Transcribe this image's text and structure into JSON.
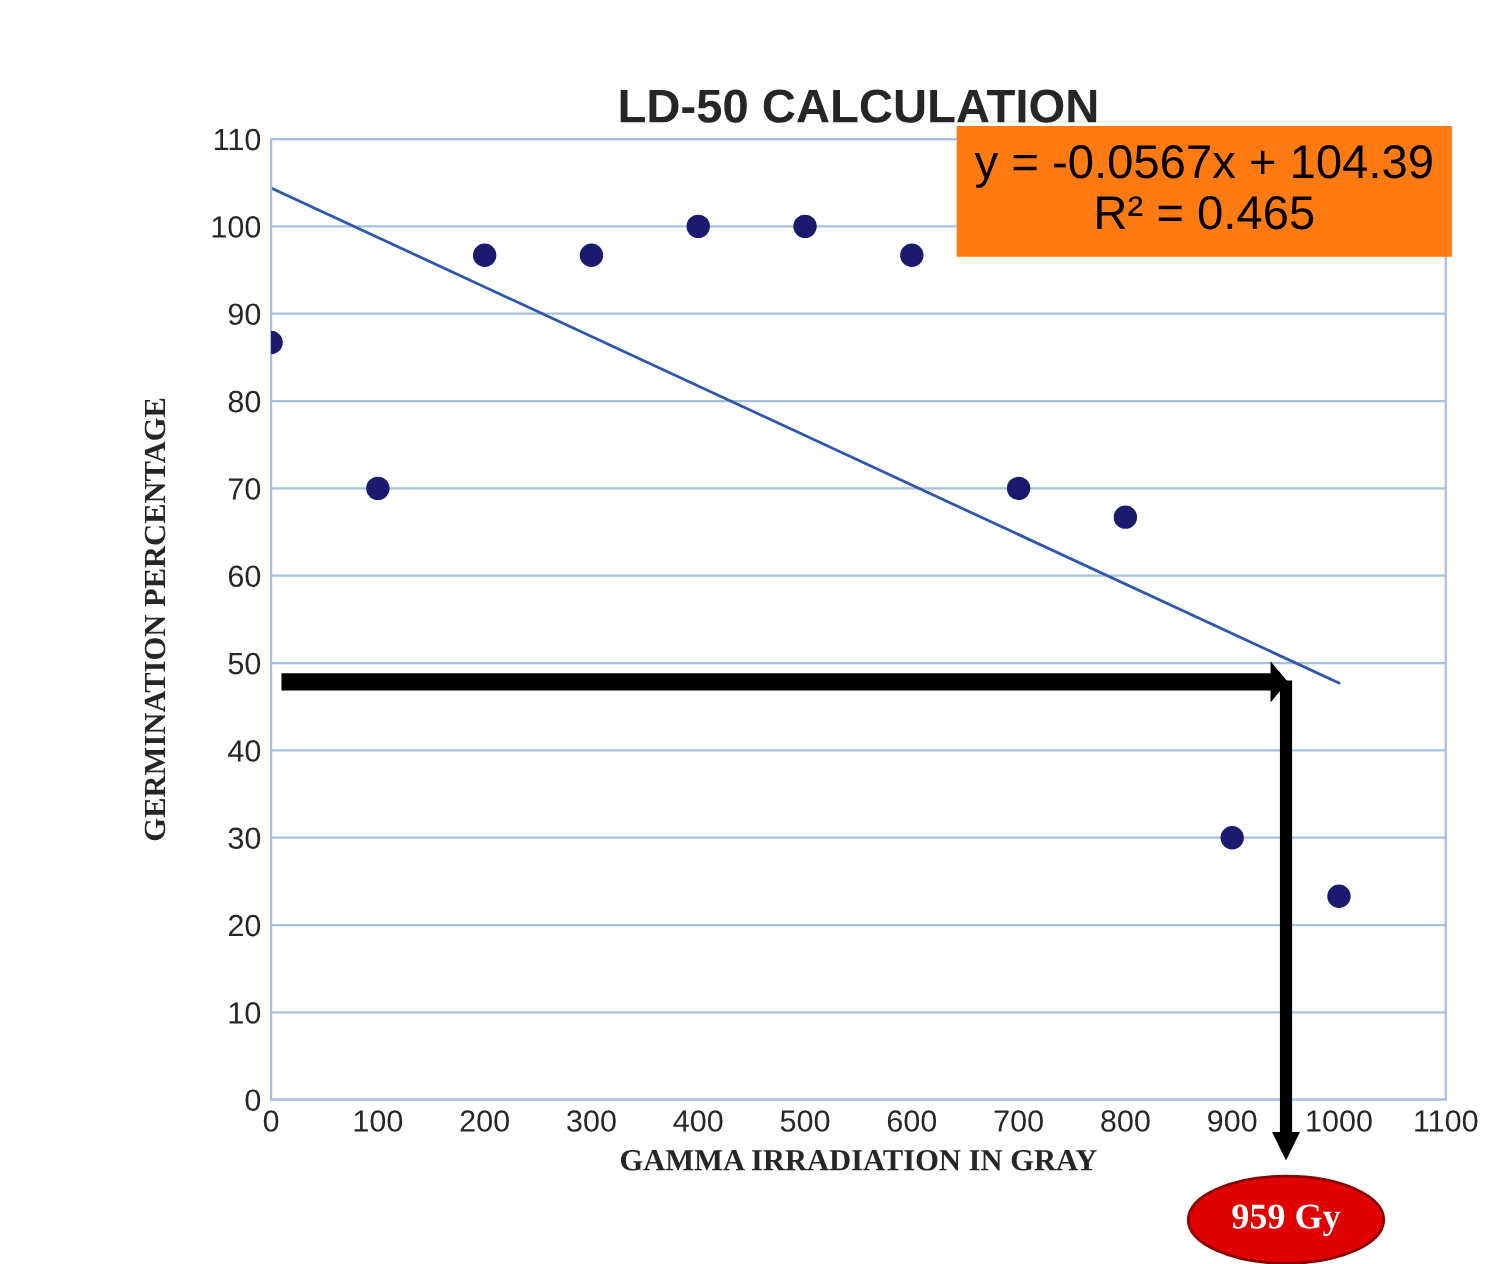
{
  "chart_data": {
    "type": "scatter",
    "title": "LD-50 CALCULATION",
    "xlabel": "GAMMA IRRADIATION IN GRAY",
    "ylabel": "GERMINATION PERCENTAGE",
    "x": [
      0,
      100,
      200,
      300,
      400,
      500,
      600,
      700,
      800,
      900,
      1000
    ],
    "series": [
      {
        "color": "#1a1a6e",
        "marker": "circle",
        "values": [
          86.7,
          70,
          96.7,
          96.7,
          100,
          100,
          96.7,
          70,
          66.7,
          30,
          23.3
        ]
      },
      {
        "type": "line",
        "color": "#2e55b0",
        "marker": "none",
        "x": [
          0,
          1000
        ],
        "values": [
          104.4,
          47.7
        ]
      }
    ],
    "annotations": [
      "y = -0.0567x + 104.39\nR² = 0.465",
      "959 Gy"
    ],
    "xlim": [
      0,
      1100
    ],
    "ylim": [
      0,
      110
    ],
    "xticks": [
      0,
      100,
      200,
      300,
      400,
      500,
      600,
      700,
      800,
      900,
      1000,
      1100
    ],
    "yticks": [
      0,
      10,
      20,
      30,
      40,
      50,
      60,
      70,
      80,
      90,
      100,
      110
    ],
    "grid": "y",
    "legend": false
  }
}
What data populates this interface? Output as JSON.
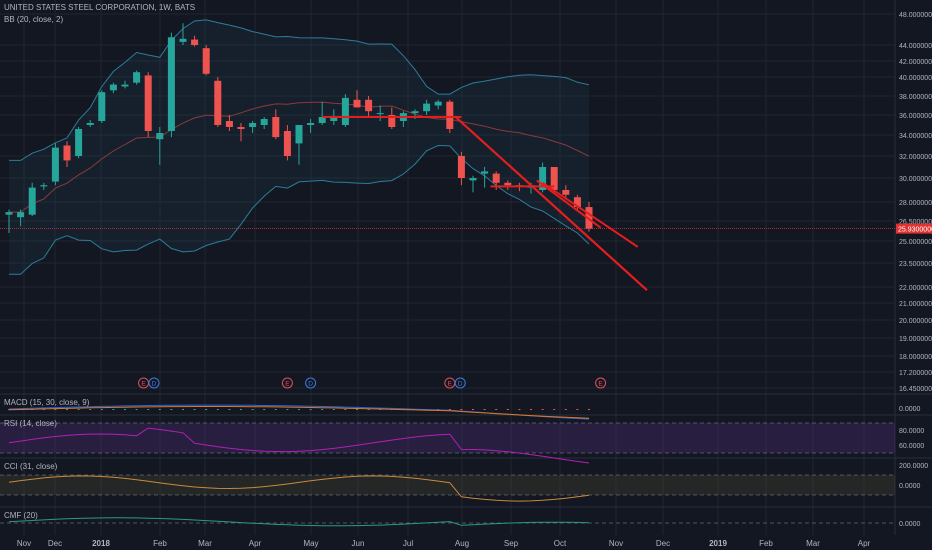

---------------

> STATED TASK: Report how many lines in the records above contain the word "this", giving only the number.

> FULL OUTPUT: 2